* _THE TASK_
An exact reproduction of the records is required, with all images left out.

━━━━━ DATA FOR THE TASK

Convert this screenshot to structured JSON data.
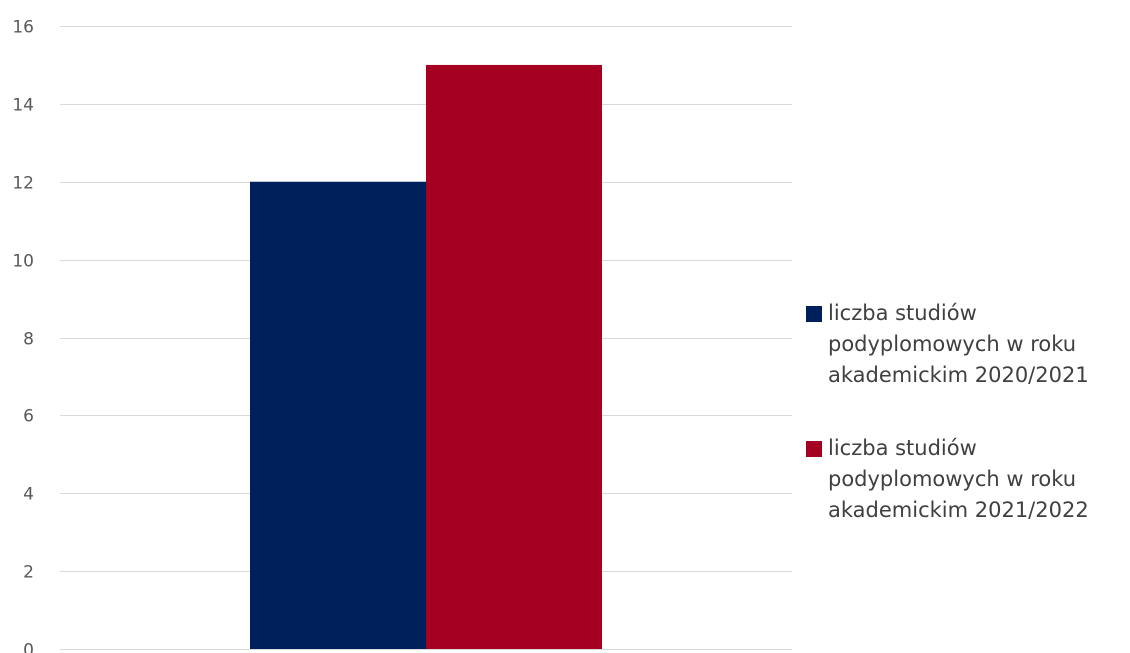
{
  "chart_data": {
    "type": "bar",
    "categories": [
      ""
    ],
    "series": [
      {
        "name": "liczba studiów podyplomowych w roku akademickim 2020/2021",
        "values": [
          12
        ],
        "color": "#00205b"
      },
      {
        "name": "liczba studiów podyplomowych w roku akademickim 2021/2022",
        "values": [
          15
        ],
        "color": "#a50021"
      }
    ],
    "ylim": [
      0,
      16
    ],
    "yticks": [
      0,
      2,
      4,
      6,
      8,
      10,
      12,
      14,
      16
    ],
    "grid": true,
    "legend_position": "right"
  }
}
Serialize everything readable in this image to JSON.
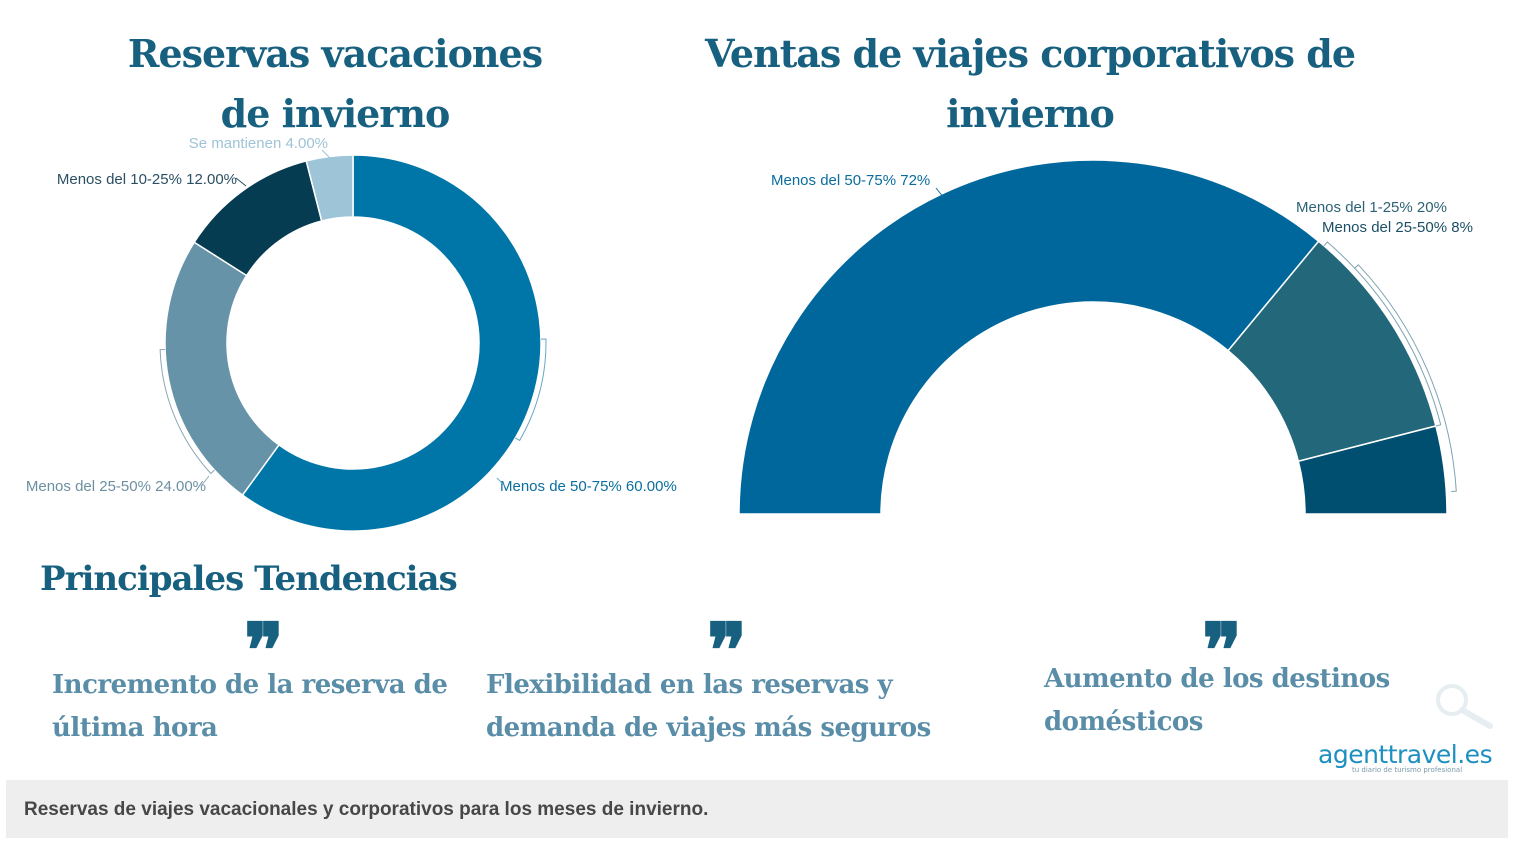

━━━━━━━━━━

* _ANSWER TO THE PROBLEM_
Convert this screenshot to structured JSON data.
{
  "chart_data": {
    "type": "bar",
    "categories": [
      ""
    ],
    "series": [
      {
        "name": "liczba studiów podyplomowych w roku akademickim 2020/2021",
        "values": [
          12
        ],
        "color": "#00205b"
      },
      {
        "name": "liczba studiów podyplomowych w roku akademickim 2021/2022",
        "values": [
          15
        ],
        "color": "#a50021"
      }
    ],
    "ylim": [
      0,
      16
    ],
    "yticks": [
      0,
      2,
      4,
      6,
      8,
      10,
      12,
      14,
      16
    ],
    "grid": true,
    "legend_position": "right"
  }
}
Serialize everything readable in this image to JSON.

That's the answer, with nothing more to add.